___ DATA SHOWN ___
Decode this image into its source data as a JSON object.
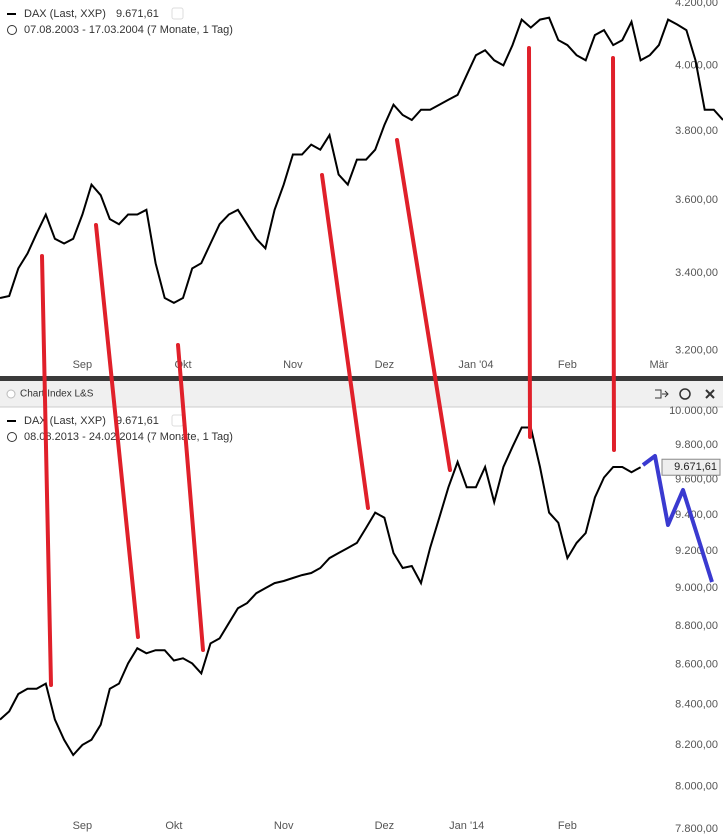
{
  "chart_data": [
    {
      "type": "line",
      "title": "DAX (Last, XXP)",
      "header_value": "9.671,61",
      "subtitle": "07.08.2003 - 17.03.2004 (7 Monate, 1 Tag)",
      "log_scale": true,
      "ylim": [
        3140,
        4210
      ],
      "yticks": [
        {
          "value": 3200,
          "label": "3.200,00"
        },
        {
          "value": 3400,
          "label": "3.400,00"
        },
        {
          "value": 3600,
          "label": "3.600,00"
        },
        {
          "value": 3800,
          "label": "3.800,00"
        },
        {
          "value": 4000,
          "label": "4.000,00"
        },
        {
          "value": 4200,
          "label": "4.200,00"
        }
      ],
      "categories": [
        null,
        null,
        null,
        null,
        null,
        null,
        null,
        null,
        null,
        "Sep",
        null,
        null,
        null,
        null,
        null,
        null,
        null,
        null,
        null,
        null,
        "Okt",
        null,
        null,
        null,
        null,
        null,
        null,
        null,
        null,
        null,
        null,
        null,
        "Nov",
        null,
        null,
        null,
        null,
        null,
        null,
        null,
        null,
        null,
        "Dez",
        null,
        null,
        null,
        null,
        null,
        null,
        null,
        null,
        null,
        "Jan '04",
        null,
        null,
        null,
        null,
        null,
        null,
        null,
        null,
        null,
        "Feb",
        null,
        null,
        null,
        null,
        null,
        null,
        null,
        null,
        null,
        "Mär",
        null,
        null,
        null,
        null,
        null,
        null,
        null
      ],
      "series": [
        {
          "name": "DAX (Last, XXP)",
          "color": "#000000",
          "values": [
            3335,
            3340,
            3413,
            3453,
            3507,
            3560,
            3493,
            3480,
            3493,
            3560,
            3644,
            3614,
            3547,
            3533,
            3560,
            3560,
            3573,
            3427,
            3335,
            3322,
            3335,
            3413,
            3427,
            3480,
            3533,
            3560,
            3573,
            3533,
            3493,
            3467,
            3573,
            3644,
            3731,
            3731,
            3760,
            3745,
            3788,
            3673,
            3644,
            3716,
            3716,
            3745,
            3818,
            3879,
            3848,
            3833,
            3864,
            3864,
            3879,
            3894,
            3909,
            3970,
            4032,
            4048,
            4016,
            4000,
            4064,
            4146,
            4120,
            4146,
            4152,
            4080,
            4064,
            4032,
            4016,
            4096,
            4112,
            4064,
            4080,
            4139,
            4016,
            4032,
            4064,
            4146,
            4130,
            4112,
            4016,
            3864,
            3864,
            3833
          ]
        }
      ]
    },
    {
      "type": "line",
      "toolbar_title": "Chart Index L&S",
      "title": "DAX (Last, XXP)",
      "header_value": "9.671,61",
      "subtitle": "08.08.2013 - 24.02.2014 (7 Monate, 1 Tag)",
      "log_scale": true,
      "ylim": [
        7763,
        10066
      ],
      "yticks": [
        {
          "value": 7800,
          "label": "7.800,00"
        },
        {
          "value": 8000,
          "label": "8.000,00"
        },
        {
          "value": 8200,
          "label": "8.200,00"
        },
        {
          "value": 8400,
          "label": "8.400,00"
        },
        {
          "value": 8600,
          "label": "8.600,00"
        },
        {
          "value": 8800,
          "label": "8.800,00"
        },
        {
          "value": 9000,
          "label": "9.000,00"
        },
        {
          "value": 9200,
          "label": "9.200,00"
        },
        {
          "value": 9400,
          "label": "9.400,00"
        },
        {
          "value": 9600,
          "label": "9.600,00"
        },
        {
          "value": 9800,
          "label": "9.800,00"
        },
        {
          "value": 10000,
          "label": "10.000,00"
        }
      ],
      "last_value": {
        "value": 9671.61,
        "label": "9.671,61"
      },
      "categories": [
        null,
        null,
        null,
        null,
        null,
        null,
        null,
        null,
        null,
        "Sep",
        null,
        null,
        null,
        null,
        null,
        null,
        null,
        null,
        null,
        "Okt",
        null,
        null,
        null,
        null,
        null,
        null,
        null,
        null,
        null,
        null,
        null,
        "Nov",
        null,
        null,
        null,
        null,
        null,
        null,
        null,
        null,
        null,
        null,
        "Dez",
        null,
        null,
        null,
        null,
        null,
        null,
        null,
        null,
        "Jan '14",
        null,
        null,
        null,
        null,
        null,
        null,
        null,
        null,
        null,
        null,
        "Feb",
        null,
        null,
        null,
        null,
        null,
        null,
        null,
        null,
        null,
        null,
        null,
        null,
        null,
        null,
        null,
        null,
        null
      ],
      "series": [
        {
          "name": "DAX (Last, XXP)",
          "color": "#000000",
          "values": [
            8324,
            8365,
            8452,
            8478,
            8478,
            8504,
            8324,
            8225,
            8151,
            8200,
            8225,
            8299,
            8478,
            8504,
            8607,
            8685,
            8659,
            8675,
            8675,
            8622,
            8633,
            8607,
            8556,
            8710,
            8736,
            8815,
            8894,
            8921,
            8974,
            9001,
            9028,
            9039,
            9055,
            9071,
            9082,
            9109,
            9163,
            9191,
            9218,
            9246,
            9329,
            9414,
            9386,
            9191,
            9109,
            9120,
            9028,
            9218,
            9386,
            9557,
            9702,
            9557,
            9557,
            9673,
            9473,
            9673,
            9790,
            9903,
            9903,
            9673,
            9414,
            9358,
            9163,
            9246,
            9301,
            9499,
            9613,
            9673,
            9673,
            9643,
            9671.61,
            null,
            null,
            null,
            null,
            null,
            null,
            null,
            null,
            null
          ]
        }
      ]
    }
  ]
}
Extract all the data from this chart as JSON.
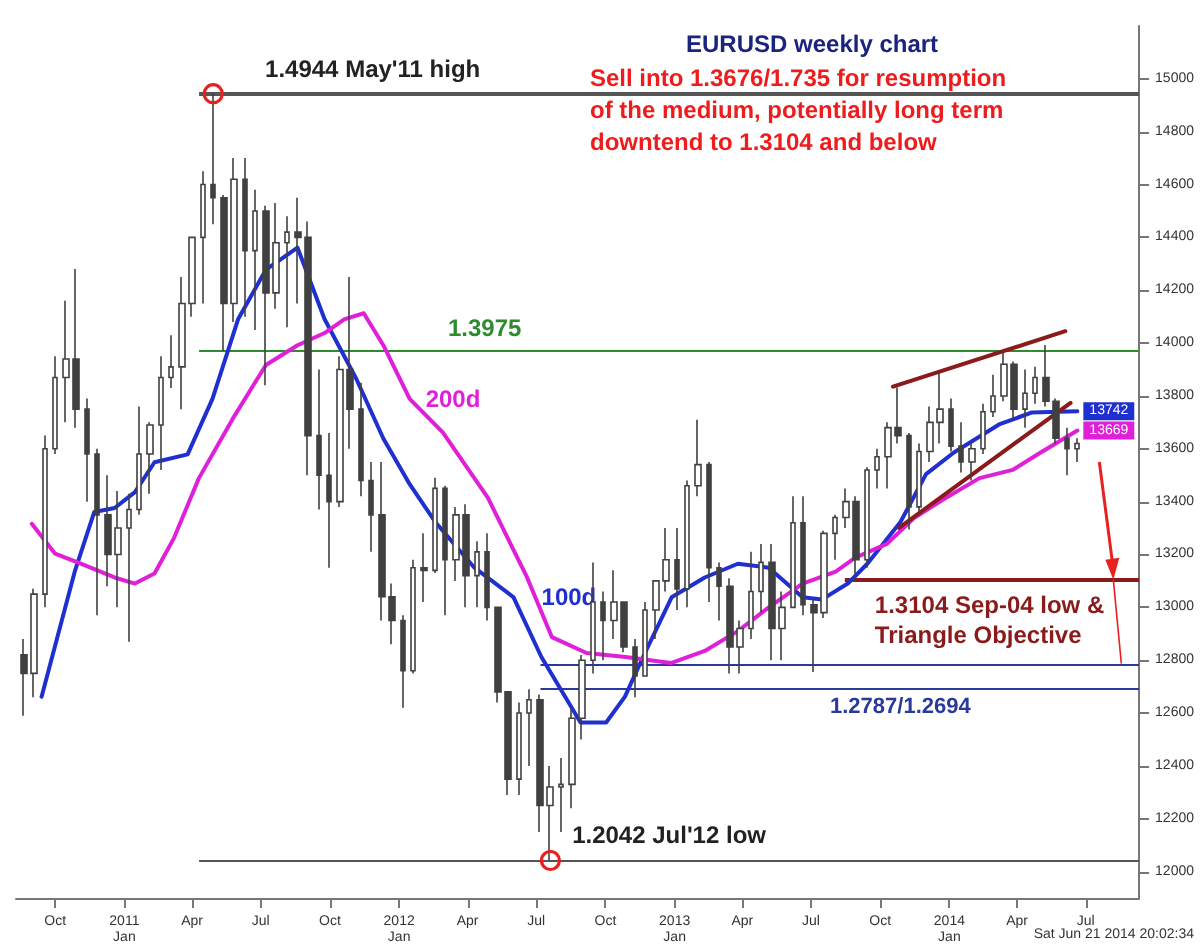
{
  "chart_data": {
    "type": "candlestick",
    "title": "EURUSD weekly chart",
    "subtitle": "Sell into 1.3676/1.735 for resumption of the medium, potentially long term downtend to 1.3104 and below",
    "annotations": [
      "Sat Jun 21 2014 20:02:34",
      "1.3975",
      "1.2787/1.2694"
    ],
    "xlim": [
      "2010-08-10",
      "2014-09-10"
    ],
    "xticks": [
      {
        "value": "2010-10",
        "label": "Oct"
      },
      {
        "value": "2011-01",
        "label": "2011\nJan"
      },
      {
        "value": "2011-04",
        "label": "Apr"
      },
      {
        "value": "2011-07",
        "label": "Jul"
      },
      {
        "value": "2011-10",
        "label": "Oct"
      },
      {
        "value": "2012-01",
        "label": "2012\nJan"
      },
      {
        "value": "2012-04",
        "label": "Apr"
      },
      {
        "value": "2012-07",
        "label": "Jul"
      },
      {
        "value": "2012-10",
        "label": "Oct"
      },
      {
        "value": "2013-01",
        "label": "2013\nJan"
      },
      {
        "value": "2013-04",
        "label": "Apr"
      },
      {
        "value": "2013-07",
        "label": "Jul"
      },
      {
        "value": "2013-10",
        "label": "Oct"
      },
      {
        "value": "2014-01",
        "label": "2014\nJan"
      },
      {
        "value": "2014-04",
        "label": "Apr"
      },
      {
        "value": "2014-07",
        "label": "Jul"
      }
    ],
    "ylim": [
      11900,
      15200
    ],
    "yticks": [
      12000,
      12200,
      12400,
      12600,
      12800,
      13000,
      13200,
      13400,
      13600,
      13800,
      14000,
      14200,
      14400,
      14600,
      14800,
      15000
    ],
    "ref_lines": [
      {
        "axis": "y",
        "value": 14944,
        "label": "1.4944 May'11 high",
        "color": "#555555"
      },
      {
        "axis": "y",
        "value": 13975,
        "label": null,
        "color": "#2e8b2e"
      },
      {
        "axis": "y",
        "value": 13104,
        "label": "1.3104 Sep-04 low & Triangle Objective",
        "color": "#8b1a1a"
      },
      {
        "axis": "y",
        "value": 12787,
        "label": null,
        "color": "#2a3a9a"
      },
      {
        "axis": "y",
        "value": 12694,
        "label": null,
        "color": "#2a3a9a"
      },
      {
        "axis": "y",
        "value": 12042,
        "label": "1.2042 Jul'12 low",
        "color": "#555555"
      }
    ],
    "series": [
      {
        "color": "#404040",
        "x": [
          "2010-08-20",
          "2010-09-03",
          "2010-09-17",
          "2010-10-01",
          "2010-10-15",
          "2010-10-29",
          "2010-11-12",
          "2010-11-26",
          "2010-12-10",
          "2010-12-24",
          "2011-01-07",
          "2011-01-21",
          "2011-02-04",
          "2011-02-18",
          "2011-03-04",
          "2011-03-18",
          "2011-04-01",
          "2011-04-15",
          "2011-04-29",
          "2011-05-13",
          "2011-05-27",
          "2011-06-10",
          "2011-06-24",
          "2011-07-08",
          "2011-07-22",
          "2011-08-05",
          "2011-08-19",
          "2011-09-02",
          "2011-09-16",
          "2011-09-30",
          "2011-10-14",
          "2011-10-28",
          "2011-11-11",
          "2011-11-25",
          "2011-12-09",
          "2011-12-23",
          "2012-01-06",
          "2012-01-20",
          "2012-02-03",
          "2012-02-17",
          "2012-03-02",
          "2012-03-16",
          "2012-03-30",
          "2012-04-13",
          "2012-04-27",
          "2012-05-11",
          "2012-05-25",
          "2012-06-08",
          "2012-06-22",
          "2012-07-06",
          "2012-07-20",
          "2012-08-03",
          "2012-08-17",
          "2012-08-31",
          "2012-09-14",
          "2012-09-28",
          "2012-10-12",
          "2012-10-26",
          "2012-11-09",
          "2012-11-23",
          "2012-12-07",
          "2012-12-21",
          "2013-01-04",
          "2013-01-18",
          "2013-02-01",
          "2013-02-15",
          "2013-03-01",
          "2013-03-15",
          "2013-03-29",
          "2013-04-12",
          "2013-04-26",
          "2013-05-10",
          "2013-05-24",
          "2013-06-07",
          "2013-06-21",
          "2013-07-05",
          "2013-07-19",
          "2013-08-02",
          "2013-08-16",
          "2013-08-30",
          "2013-09-13",
          "2013-09-27",
          "2013-10-11",
          "2013-10-25",
          "2013-11-08",
          "2013-11-22",
          "2013-12-06",
          "2013-12-20",
          "2014-01-03",
          "2014-01-17",
          "2014-01-31",
          "2014-02-14",
          "2014-02-28",
          "2014-03-14",
          "2014-03-28",
          "2014-04-11",
          "2014-04-25",
          "2014-05-09",
          "2014-05-23",
          "2014-06-06",
          "2014-06-20"
        ],
        "ohlc": [
          [
            12820,
            12880,
            12590,
            12750
          ],
          [
            12750,
            13070,
            12660,
            13050
          ],
          [
            13050,
            13650,
            13000,
            13600
          ],
          [
            13600,
            13950,
            13580,
            13870
          ],
          [
            13870,
            14160,
            13700,
            13940
          ],
          [
            13940,
            14280,
            13680,
            13750
          ],
          [
            13750,
            13790,
            13400,
            13580
          ],
          [
            13580,
            13600,
            12970,
            13350
          ],
          [
            13350,
            13500,
            13080,
            13200
          ],
          [
            13200,
            13440,
            13000,
            13300
          ],
          [
            13300,
            13430,
            12870,
            13370
          ],
          [
            13370,
            13760,
            13350,
            13580
          ],
          [
            13580,
            13700,
            13430,
            13690
          ],
          [
            13690,
            13950,
            13520,
            13870
          ],
          [
            13870,
            14030,
            13830,
            13910
          ],
          [
            13910,
            14250,
            13750,
            14150
          ],
          [
            14150,
            14400,
            14100,
            14400
          ],
          [
            14400,
            14650,
            14150,
            14600
          ],
          [
            14600,
            14944,
            14450,
            14550
          ],
          [
            14550,
            14560,
            13970,
            14150
          ],
          [
            14150,
            14700,
            14080,
            14620
          ],
          [
            14620,
            14700,
            14100,
            14350
          ],
          [
            14350,
            14580,
            14050,
            14500
          ],
          [
            14500,
            14520,
            13840,
            14190
          ],
          [
            14190,
            14530,
            14130,
            14380
          ],
          [
            14380,
            14480,
            14060,
            14420
          ],
          [
            14420,
            14550,
            14150,
            14400
          ],
          [
            14400,
            14460,
            13500,
            13650
          ],
          [
            13650,
            13900,
            13370,
            13500
          ],
          [
            13500,
            13660,
            13150,
            13400
          ],
          [
            13400,
            13950,
            13380,
            13900
          ],
          [
            13900,
            14250,
            13600,
            13750
          ],
          [
            13750,
            13850,
            13420,
            13480
          ],
          [
            13480,
            13550,
            13210,
            13350
          ],
          [
            13350,
            13550,
            12950,
            13040
          ],
          [
            13040,
            13090,
            12860,
            12950
          ],
          [
            12950,
            12970,
            12620,
            12760
          ],
          [
            12760,
            13180,
            12750,
            13150
          ],
          [
            13150,
            13280,
            13020,
            13140
          ],
          [
            13140,
            13490,
            13130,
            13450
          ],
          [
            13450,
            13460,
            12970,
            13180
          ],
          [
            13180,
            13380,
            13100,
            13350
          ],
          [
            13350,
            13390,
            13000,
            13120
          ],
          [
            13120,
            13250,
            13000,
            13210
          ],
          [
            13210,
            13280,
            12950,
            13000
          ],
          [
            13000,
            13000,
            12640,
            12680
          ],
          [
            12680,
            12680,
            12290,
            12350
          ],
          [
            12350,
            12640,
            12290,
            12600
          ],
          [
            12600,
            12690,
            12400,
            12650
          ],
          [
            12650,
            12670,
            12150,
            12250
          ],
          [
            12250,
            12400,
            12042,
            12320
          ],
          [
            12320,
            12430,
            12150,
            12330
          ],
          [
            12330,
            12620,
            12240,
            12580
          ],
          [
            12580,
            12820,
            12500,
            12800
          ],
          [
            12800,
            13170,
            12750,
            13020
          ],
          [
            13020,
            13060,
            12800,
            12950
          ],
          [
            12950,
            13140,
            12880,
            13020
          ],
          [
            13020,
            13020,
            12830,
            12850
          ],
          [
            12850,
            12880,
            12660,
            12740
          ],
          [
            12740,
            13020,
            12740,
            12990
          ],
          [
            12990,
            13100,
            12880,
            13100
          ],
          [
            13100,
            13300,
            13060,
            13180
          ],
          [
            13180,
            13300,
            12990,
            13070
          ],
          [
            13070,
            13480,
            13000,
            13460
          ],
          [
            13460,
            13710,
            13420,
            13540
          ],
          [
            13540,
            13550,
            13020,
            13150
          ],
          [
            13150,
            13170,
            12950,
            13080
          ],
          [
            13080,
            13110,
            12750,
            12850
          ],
          [
            12850,
            12950,
            12750,
            12920
          ],
          [
            12920,
            13210,
            12880,
            13060
          ],
          [
            13060,
            13240,
            12980,
            13170
          ],
          [
            13170,
            13240,
            12800,
            12920
          ],
          [
            12920,
            13060,
            12800,
            13000
          ],
          [
            13000,
            13420,
            13000,
            13320
          ],
          [
            13320,
            13420,
            12970,
            13010
          ],
          [
            13010,
            13030,
            12755,
            12980
          ],
          [
            12980,
            13290,
            12960,
            13280
          ],
          [
            13280,
            13350,
            13180,
            13340
          ],
          [
            13340,
            13450,
            13300,
            13400
          ],
          [
            13400,
            13420,
            13100,
            13180
          ],
          [
            13180,
            13530,
            13150,
            13520
          ],
          [
            13520,
            13600,
            13450,
            13570
          ],
          [
            13570,
            13700,
            13450,
            13680
          ],
          [
            13680,
            13832,
            13620,
            13650
          ],
          [
            13650,
            13660,
            13295,
            13380
          ],
          [
            13380,
            13620,
            13360,
            13590
          ],
          [
            13590,
            13760,
            13550,
            13700
          ],
          [
            13700,
            13893,
            13620,
            13750
          ],
          [
            13750,
            13790,
            13590,
            13610
          ],
          [
            13610,
            13700,
            13510,
            13550
          ],
          [
            13550,
            13620,
            13480,
            13600
          ],
          [
            13600,
            13770,
            13580,
            13740
          ],
          [
            13740,
            13880,
            13720,
            13800
          ],
          [
            13800,
            13967,
            13780,
            13920
          ],
          [
            13920,
            13930,
            13710,
            13750
          ],
          [
            13750,
            13900,
            13680,
            13810
          ],
          [
            13810,
            13910,
            13770,
            13870
          ],
          [
            13870,
            13993,
            13760,
            13780
          ],
          [
            13780,
            13790,
            13620,
            13640
          ],
          [
            13640,
            13680,
            13500,
            13600
          ],
          [
            13600,
            13640,
            13550,
            13620
          ]
        ]
      },
      {
        "type": "line",
        "name": "100d",
        "color": "#1f2fd0",
        "x": [
          "2010-09-13",
          "2010-10-27",
          "2010-11-22",
          "2010-12-19",
          "2011-01-15",
          "2011-02-10",
          "2011-03-26",
          "2011-04-28",
          "2011-06-01",
          "2011-07-08",
          "2011-08-19",
          "2011-09-24",
          "2011-11-05",
          "2011-12-11",
          "2012-01-15",
          "2012-02-18",
          "2012-04-10",
          "2012-06-01",
          "2012-07-08",
          "2012-08-29",
          "2012-10-02",
          "2012-10-27",
          "2012-11-20",
          "2012-12-28",
          "2013-02-10",
          "2013-03-26",
          "2013-05-06",
          "2013-06-20",
          "2013-07-16",
          "2013-08-19",
          "2013-09-14",
          "2013-10-28",
          "2013-12-01",
          "2014-01-07",
          "2014-03-08",
          "2014-04-20",
          "2014-06-20"
        ],
        "values": [
          12662,
          13135,
          13361,
          13376,
          13436,
          13549,
          13579,
          13789,
          14090,
          14278,
          14361,
          14090,
          13865,
          13639,
          13466,
          13323,
          13150,
          13038,
          12812,
          12564,
          12564,
          12662,
          12812,
          13038,
          13113,
          13165,
          13150,
          13038,
          13030,
          13090,
          13165,
          13323,
          13504,
          13586,
          13692,
          13737,
          13742
        ],
        "value_labels": [
          null,
          null,
          null,
          null,
          null,
          null,
          null,
          null,
          null,
          null,
          null,
          null,
          null,
          null,
          null,
          null,
          null,
          null,
          null,
          null,
          null,
          null,
          null,
          null,
          null,
          null,
          null,
          null,
          null,
          null,
          null,
          null,
          null,
          null,
          null,
          null,
          "13742"
        ]
      },
      {
        "type": "line",
        "name": "200d",
        "color": "#e020d8",
        "x": [
          "2010-08-31",
          "2010-10-01",
          "2010-11-04",
          "2010-12-19",
          "2011-01-15",
          "2011-02-10",
          "2011-03-08",
          "2011-04-10",
          "2011-05-25",
          "2011-07-08",
          "2011-08-19",
          "2011-09-24",
          "2011-10-20",
          "2011-11-15",
          "2011-12-11",
          "2012-01-15",
          "2012-02-28",
          "2012-04-28",
          "2012-06-19",
          "2012-07-22",
          "2012-09-06",
          "2012-10-28",
          "2012-12-27",
          "2013-02-10",
          "2013-03-26",
          "2013-05-06",
          "2013-06-20",
          "2013-08-03",
          "2013-08-29",
          "2013-10-10",
          "2013-11-15",
          "2013-12-27",
          "2014-02-10",
          "2014-03-26",
          "2014-04-29",
          "2014-06-20"
        ],
        "values": [
          13316,
          13203,
          13165,
          13113,
          13090,
          13128,
          13263,
          13489,
          13714,
          13917,
          13992,
          14038,
          14090,
          14113,
          13992,
          13789,
          13662,
          13414,
          13113,
          12887,
          12827,
          12812,
          12789,
          12835,
          12910,
          13000,
          13090,
          13135,
          13188,
          13240,
          13338,
          13414,
          13489,
          13520,
          13580,
          13669
        ],
        "value_labels": [
          null,
          null,
          null,
          null,
          null,
          null,
          null,
          null,
          null,
          null,
          null,
          null,
          null,
          null,
          null,
          null,
          null,
          null,
          null,
          null,
          null,
          null,
          null,
          null,
          null,
          null,
          null,
          null,
          null,
          null,
          null,
          null,
          null,
          null,
          null,
          "13669"
        ]
      },
      {
        "type": "line",
        "color": "#8b1a1a",
        "x": [
          "2013-10-18",
          "2014-06-04"
        ],
        "values": [
          13835,
          14045
        ]
      },
      {
        "type": "line",
        "color": "#8b1a1a",
        "x": [
          "2013-10-26",
          "2014-06-11"
        ],
        "values": [
          13301,
          13774
        ]
      }
    ]
  }
}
___
PROBLEM DETAILS
Where a line in the material above holds "nJan", copy that line.

REPLY TO THE TASK
        "label": "2011\nJan"
        "label": "2012\nJan"
        "label": "2013\nJan"
        "label": "2014\nJan"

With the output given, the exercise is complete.